=== DATA SUPPLIED ===
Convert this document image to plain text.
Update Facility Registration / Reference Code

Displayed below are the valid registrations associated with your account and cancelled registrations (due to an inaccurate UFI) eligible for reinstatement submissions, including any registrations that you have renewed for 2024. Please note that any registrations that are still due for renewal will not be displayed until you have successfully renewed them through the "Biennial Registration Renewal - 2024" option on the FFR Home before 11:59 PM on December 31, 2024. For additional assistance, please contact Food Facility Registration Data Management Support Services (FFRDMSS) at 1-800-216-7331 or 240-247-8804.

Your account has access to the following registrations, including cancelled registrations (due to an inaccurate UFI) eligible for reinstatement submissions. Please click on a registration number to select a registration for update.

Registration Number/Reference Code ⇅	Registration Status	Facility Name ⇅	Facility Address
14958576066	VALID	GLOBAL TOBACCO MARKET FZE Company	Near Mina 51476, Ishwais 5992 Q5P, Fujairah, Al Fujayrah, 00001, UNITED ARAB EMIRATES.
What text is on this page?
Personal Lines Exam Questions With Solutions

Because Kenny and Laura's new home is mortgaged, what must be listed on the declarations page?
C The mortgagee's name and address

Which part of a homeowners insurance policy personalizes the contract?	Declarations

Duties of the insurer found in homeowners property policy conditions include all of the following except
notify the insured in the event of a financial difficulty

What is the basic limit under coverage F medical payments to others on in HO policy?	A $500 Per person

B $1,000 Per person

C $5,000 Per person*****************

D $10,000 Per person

--

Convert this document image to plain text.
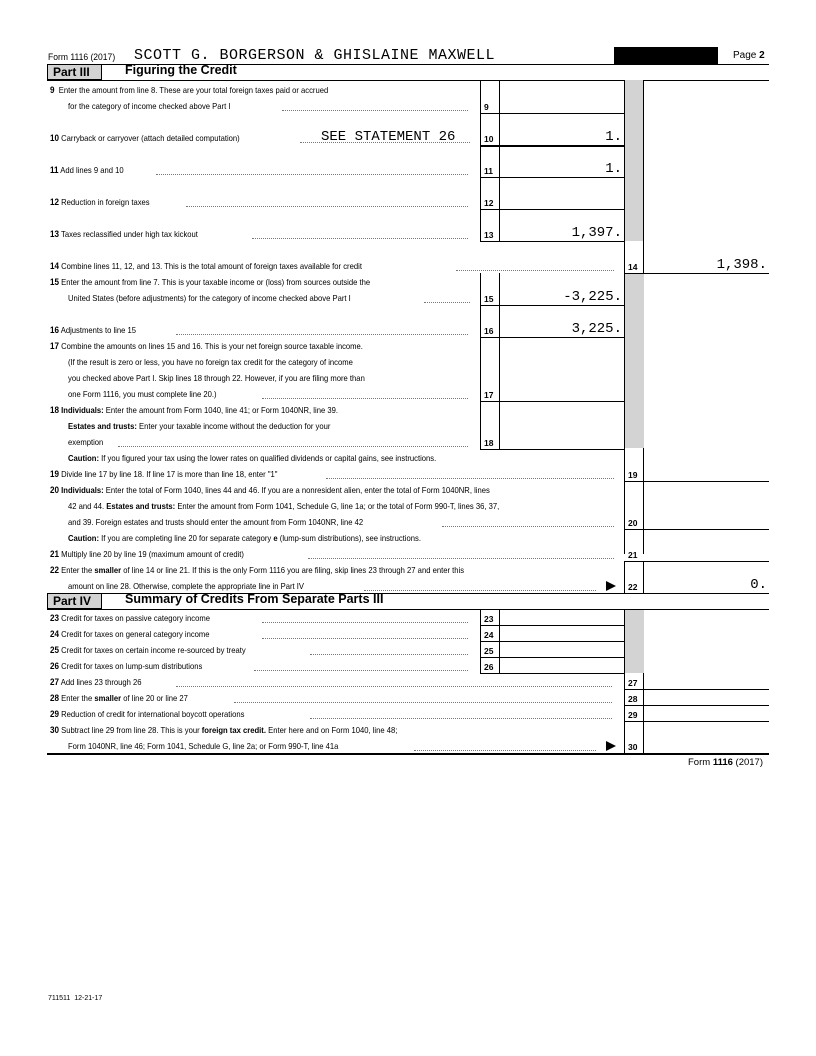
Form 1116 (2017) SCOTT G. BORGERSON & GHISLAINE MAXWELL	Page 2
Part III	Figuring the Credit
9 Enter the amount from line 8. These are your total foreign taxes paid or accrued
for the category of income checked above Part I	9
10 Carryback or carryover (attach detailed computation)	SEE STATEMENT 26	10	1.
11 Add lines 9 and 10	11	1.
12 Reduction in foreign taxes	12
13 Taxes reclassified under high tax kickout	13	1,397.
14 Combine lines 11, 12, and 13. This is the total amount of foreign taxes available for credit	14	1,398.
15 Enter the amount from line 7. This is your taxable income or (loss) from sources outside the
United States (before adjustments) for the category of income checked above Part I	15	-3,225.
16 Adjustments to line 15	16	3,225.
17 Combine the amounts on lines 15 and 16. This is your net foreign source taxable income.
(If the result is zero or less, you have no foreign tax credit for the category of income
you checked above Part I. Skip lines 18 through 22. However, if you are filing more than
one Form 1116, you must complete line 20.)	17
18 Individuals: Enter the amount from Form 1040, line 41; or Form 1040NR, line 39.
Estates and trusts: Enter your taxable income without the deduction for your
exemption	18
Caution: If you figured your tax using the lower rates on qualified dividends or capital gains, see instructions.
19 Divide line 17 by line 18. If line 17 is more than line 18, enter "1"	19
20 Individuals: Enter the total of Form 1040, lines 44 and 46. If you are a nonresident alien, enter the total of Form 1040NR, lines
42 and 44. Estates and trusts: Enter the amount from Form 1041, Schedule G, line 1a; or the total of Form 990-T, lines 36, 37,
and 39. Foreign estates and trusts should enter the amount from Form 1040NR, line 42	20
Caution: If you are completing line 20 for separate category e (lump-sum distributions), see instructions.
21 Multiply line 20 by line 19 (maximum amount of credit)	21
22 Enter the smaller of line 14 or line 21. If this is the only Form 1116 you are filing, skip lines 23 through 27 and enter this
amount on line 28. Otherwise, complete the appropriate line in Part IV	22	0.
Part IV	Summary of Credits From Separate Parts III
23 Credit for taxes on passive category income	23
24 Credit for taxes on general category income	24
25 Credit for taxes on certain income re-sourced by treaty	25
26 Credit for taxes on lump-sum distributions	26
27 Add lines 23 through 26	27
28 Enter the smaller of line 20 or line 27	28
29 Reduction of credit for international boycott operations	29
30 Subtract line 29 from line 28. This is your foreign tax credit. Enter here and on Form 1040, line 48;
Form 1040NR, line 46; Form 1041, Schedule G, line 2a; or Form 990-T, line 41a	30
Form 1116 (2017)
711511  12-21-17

=== SHORT TASK ===
From the entries above, copy every line containing the word "lump".

=== OUTPUT OF THE TASK ===
Caution: If you are completing line 20 for separate category e (lump-sum distributions), see instructions.
26 Credit for taxes on lump-sum distributions	26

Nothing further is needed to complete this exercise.